━━━ Exercise materials

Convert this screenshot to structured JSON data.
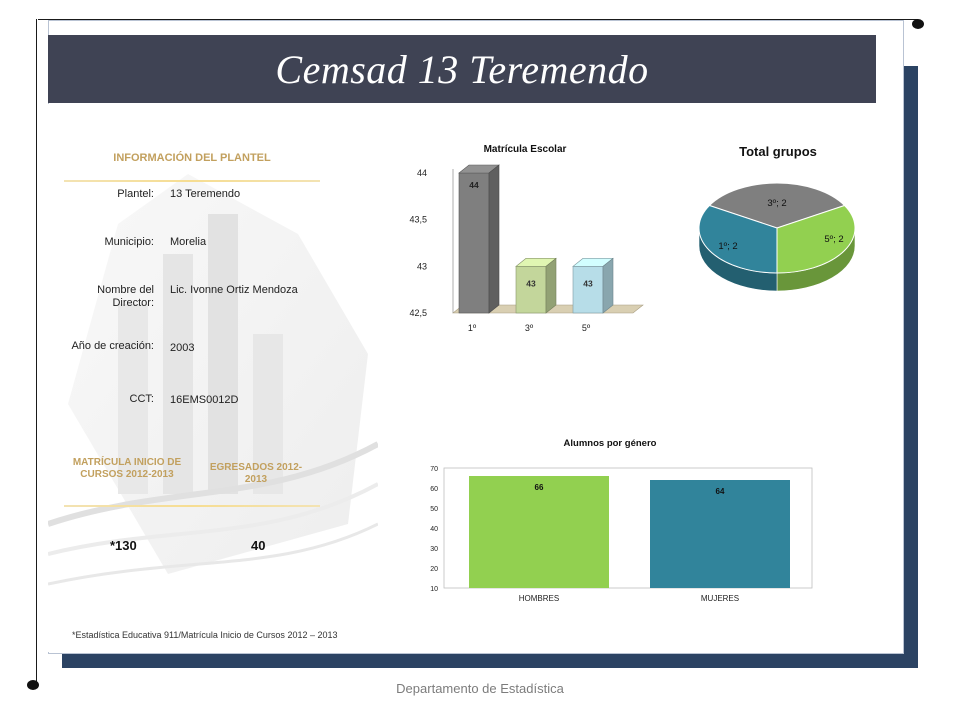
{
  "header": {
    "title": "Cemsad 13 Teremendo"
  },
  "info": {
    "heading": "INFORMACIÓN DEL PLANTEL",
    "rows": [
      {
        "label": "Plantel:",
        "value": "13 Teremendo"
      },
      {
        "label": "Municipio:",
        "value": "Morelia"
      },
      {
        "label": "Nombre del Director:",
        "value": "Lic. Ivonne Ortiz Mendoza"
      },
      {
        "label": "Año de creación:",
        "value": "2003"
      },
      {
        "label": "CCT:",
        "value": "16EMS0012D"
      }
    ]
  },
  "stats": {
    "matricula_heading": "MATRÍCULA INICIO DE CURSOS 2012-2013",
    "egresados_heading": "EGRESADOS 2012-2013",
    "matricula_value": "*130",
    "egresados_value": "40"
  },
  "footnote": "*Estadística Educativa 911/Matrícula Inicio de Cursos 2012 – 2013",
  "footer": "Departamento de Estadística",
  "colors": {
    "title_bg": "#3f4354",
    "frame": "#2b4363",
    "gold": "#c2a05e",
    "green": "#92d050",
    "teal": "#31849b",
    "gray": "#808080"
  },
  "chart_data": [
    {
      "type": "bar",
      "title": "Matrícula Escolar",
      "categories": [
        "1º",
        "3º",
        "5º"
      ],
      "values": [
        44,
        43,
        43
      ],
      "ylim": [
        42.5,
        44
      ],
      "yticks": [
        "44",
        "43,5",
        "43",
        "42,5"
      ],
      "colors": [
        "#7f7f7f",
        "#c3d69b",
        "#b7dde8"
      ]
    },
    {
      "type": "pie",
      "title": "Total grupos",
      "slices": [
        {
          "label": "3º; 2",
          "value": 2,
          "color": "#7f7f7f"
        },
        {
          "label": "5º; 2",
          "value": 2,
          "color": "#92d050"
        },
        {
          "label": "1º; 2",
          "value": 2,
          "color": "#31849b"
        }
      ]
    },
    {
      "type": "bar",
      "title": "Alumnos por género",
      "categories": [
        "HOMBRES",
        "MUJERES"
      ],
      "values": [
        66,
        64
      ],
      "ylim": [
        10,
        70
      ],
      "yticks": [
        "70",
        "60",
        "50",
        "40",
        "30",
        "20",
        "10"
      ],
      "colors": [
        "#92d050",
        "#31849b"
      ]
    }
  ]
}
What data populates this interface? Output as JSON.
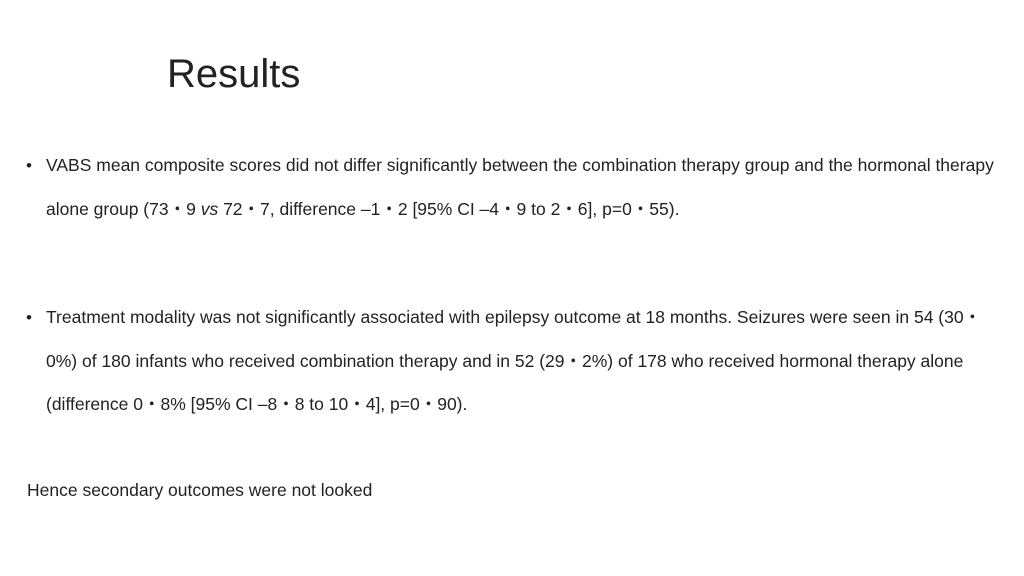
{
  "slide": {
    "title": "Results",
    "bullet_glyph": "•",
    "bullets": [
      {
        "pre": "VABS mean composite scores did not differ  significantly between the combination therapy group and the hormonal therapy alone group  (73・9 ",
        "vs": "vs",
        "post": " 72・7, difference –1・2 [95% CI –4・9 to 2・6], p=0・55)."
      },
      {
        "text": "Treatment modality was not significantly associated with epilepsy outcome at 18 months. Seizures were seen in 54 (30・0%) of 180 infants who received combination therapy and in 52 (29・2%) of 178 who received hormonal therapy alone (difference 0・8% [95% CI –8・8 to 10・4], p=0・90)."
      }
    ],
    "conclusion": "Hence secondary outcomes were not looked"
  }
}
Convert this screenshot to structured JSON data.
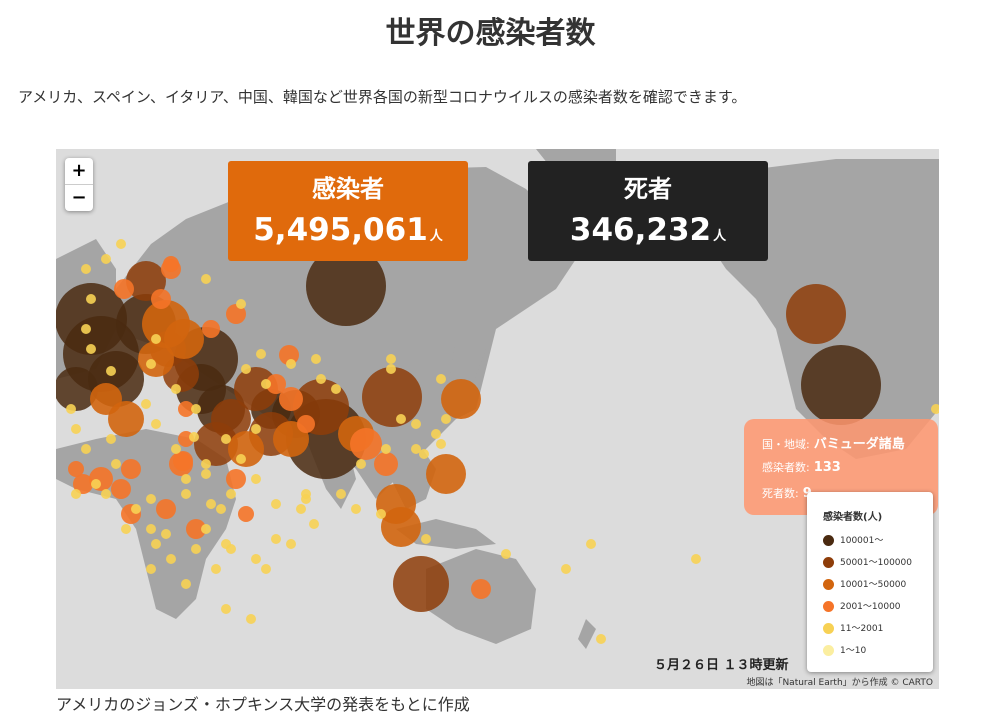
{
  "page": {
    "title": "世界の感染者数",
    "description": "アメリカ、スペイン、イタリア、中国、韓国など世界各国の新型コロナウイルスの感染者数を確認できます。",
    "source_note": "アメリカのジョンズ・ホプキンス大学の発表をもとに作成"
  },
  "map": {
    "zoom_in": "+",
    "zoom_out": "−",
    "updated": "５月２６日 １３時更新",
    "attribution": "地図は「Natural Earth」から作成 © CARTO",
    "land_color": "#a5a5a5",
    "sea_color": "#dcdcdc"
  },
  "stats": {
    "cases_label": "感染者",
    "cases_value": "5,495,061",
    "cases_unit": "人",
    "deaths_label": "死者",
    "deaths_value": "346,232",
    "deaths_unit": "人"
  },
  "tooltip": {
    "region_label": "国・地域:",
    "region_value": "バミューダ諸島",
    "cases_label": "感染者数:",
    "cases_value": "133",
    "deaths_label": "死者数:",
    "deaths_value": "9"
  },
  "legend": {
    "title": "感染者数(人)",
    "items": [
      {
        "label": "100001〜",
        "color": "#4a2a10"
      },
      {
        "label": "50001〜100000",
        "color": "#8e3d09"
      },
      {
        "label": "10001〜50000",
        "color": "#d2650e"
      },
      {
        "label": "2001〜10000",
        "color": "#f57428"
      },
      {
        "label": "11〜2001",
        "color": "#f7d154"
      },
      {
        "label": "1〜10",
        "color": "#fbeea0"
      }
    ]
  }
}
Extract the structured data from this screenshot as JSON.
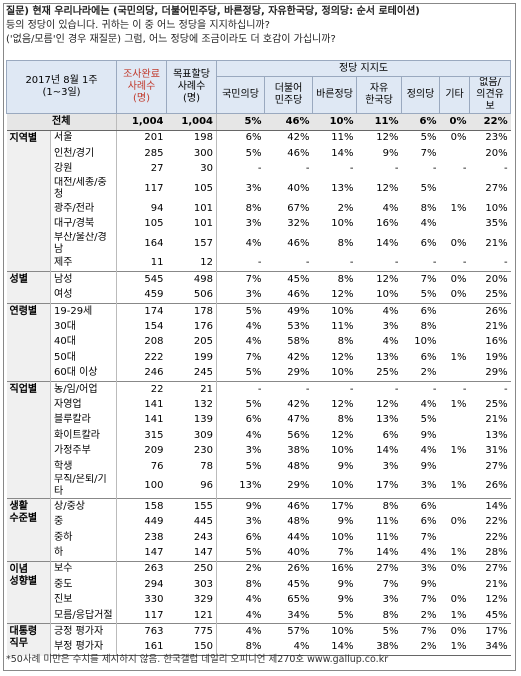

━━━━━━

• Problem statement:
Transcribe all of the entries word for word, but skip any pictures they contain.

• Answer to this task:
Convert this screenshot to structured JSON data.
{
  "header": {
    "title": "Cemsad 13 Teremendo"
  },
  "info": {
    "heading": "INFORMACIÓN DEL PLANTEL",
    "rows": [
      {
        "label": "Plantel:",
        "value": "13 Teremendo"
      },
      {
        "label": "Municipio:",
        "value": "Morelia"
      },
      {
        "label": "Nombre del Director:",
        "value": "Lic. Ivonne Ortiz Mendoza"
      },
      {
        "label": "Año de creación:",
        "value": "2003"
      },
      {
        "label": "CCT:",
        "value": "16EMS0012D"
      }
    ]
  },
  "stats": {
    "matricula_heading": "MATRÍCULA INICIO DE CURSOS 2012-2013",
    "egresados_heading": "EGRESADOS 2012-2013",
    "matricula_value": "*130",
    "egresados_value": "40"
  },
  "footnote": "*Estadística Educativa 911/Matrícula Inicio de Cursos 2012 – 2013",
  "footer": "Departamento de Estadística",
  "colors": {
    "title_bg": "#3f4354",
    "frame": "#2b4363",
    "gold": "#c2a05e",
    "green": "#92d050",
    "teal": "#31849b",
    "gray": "#808080"
  },
  "chart_data": [
    {
      "type": "bar",
      "title": "Matrícula Escolar",
      "categories": [
        "1º",
        "3º",
        "5º"
      ],
      "values": [
        44,
        43,
        43
      ],
      "ylim": [
        42.5,
        44
      ],
      "yticks": [
        "44",
        "43,5",
        "43",
        "42,5"
      ],
      "colors": [
        "#7f7f7f",
        "#c3d69b",
        "#b7dde8"
      ]
    },
    {
      "type": "pie",
      "title": "Total grupos",
      "slices": [
        {
          "label": "3º; 2",
          "value": 2,
          "color": "#7f7f7f"
        },
        {
          "label": "5º; 2",
          "value": 2,
          "color": "#92d050"
        },
        {
          "label": "1º; 2",
          "value": 2,
          "color": "#31849b"
        }
      ]
    },
    {
      "type": "bar",
      "title": "Alumnos por género",
      "categories": [
        "HOMBRES",
        "MUJERES"
      ],
      "values": [
        66,
        64
      ],
      "ylim": [
        10,
        70
      ],
      "yticks": [
        "70",
        "60",
        "50",
        "40",
        "30",
        "20",
        "10"
      ],
      "colors": [
        "#92d050",
        "#31849b"
      ]
    }
  ]
}
What data populates this interface? Output as JSON.
{
  "slide": {
    "title": "Results",
    "bullet_glyph": "•",
    "bullets": [
      {
        "pre": "VABS mean composite scores did not differ  significantly between the combination therapy group and the hormonal therapy alone group  (73・9 ",
        "vs": "vs",
        "post": " 72・7, difference –1・2 [95% CI –4・9 to 2・6], p=0・55)."
      },
      {
        "text": "Treatment modality was not significantly associated with epilepsy outcome at 18 months. Seizures were seen in 54 (30・0%) of 180 infants who received combination therapy and in 52 (29・2%) of 178 who received hormonal therapy alone (difference 0・8% [95% CI –8・8 to 10・4], p=0・90)."
      }
    ],
    "conclusion": "Hence secondary outcomes were not looked"
  }
}
Convert this screenshot to structured JSON data.
{
  "page": {
    "title": "世界の感染者数",
    "description": "アメリカ、スペイン、イタリア、中国、韓国など世界各国の新型コロナウイルスの感染者数を確認できます。",
    "source_note": "アメリカのジョンズ・ホプキンス大学の発表をもとに作成"
  },
  "map": {
    "zoom_in": "+",
    "zoom_out": "−",
    "updated": "５月２６日 １３時更新",
    "attribution": "地図は「Natural Earth」から作成 © CARTO",
    "land_color": "#a5a5a5",
    "sea_color": "#dcdcdc"
  },
  "stats": {
    "cases_label": "感染者",
    "cases_value": "5,495,061",
    "cases_unit": "人",
    "deaths_label": "死者",
    "deaths_value": "346,232",
    "deaths_unit": "人"
  },
  "tooltip": {
    "region_label": "国・地域:",
    "region_value": "バミューダ諸島",
    "cases_label": "感染者数:",
    "cases_value": "133",
    "deaths_label": "死者数:",
    "deaths_value": "9"
  },
  "legend": {
    "title": "感染者数(人)",
    "items": [
      {
        "label": "100001〜",
        "color": "#4a2a10"
      },
      {
        "label": "50001〜100000",
        "color": "#8e3d09"
      },
      {
        "label": "10001〜50000",
        "color": "#d2650e"
      },
      {
        "label": "2001〜10000",
        "color": "#f57428"
      },
      {
        "label": "11〜2001",
        "color": "#f7d154"
      },
      {
        "label": "1〜10",
        "color": "#fbeea0"
      }
    ]
  }
}
Extract the structured data from this screenshot as JSON.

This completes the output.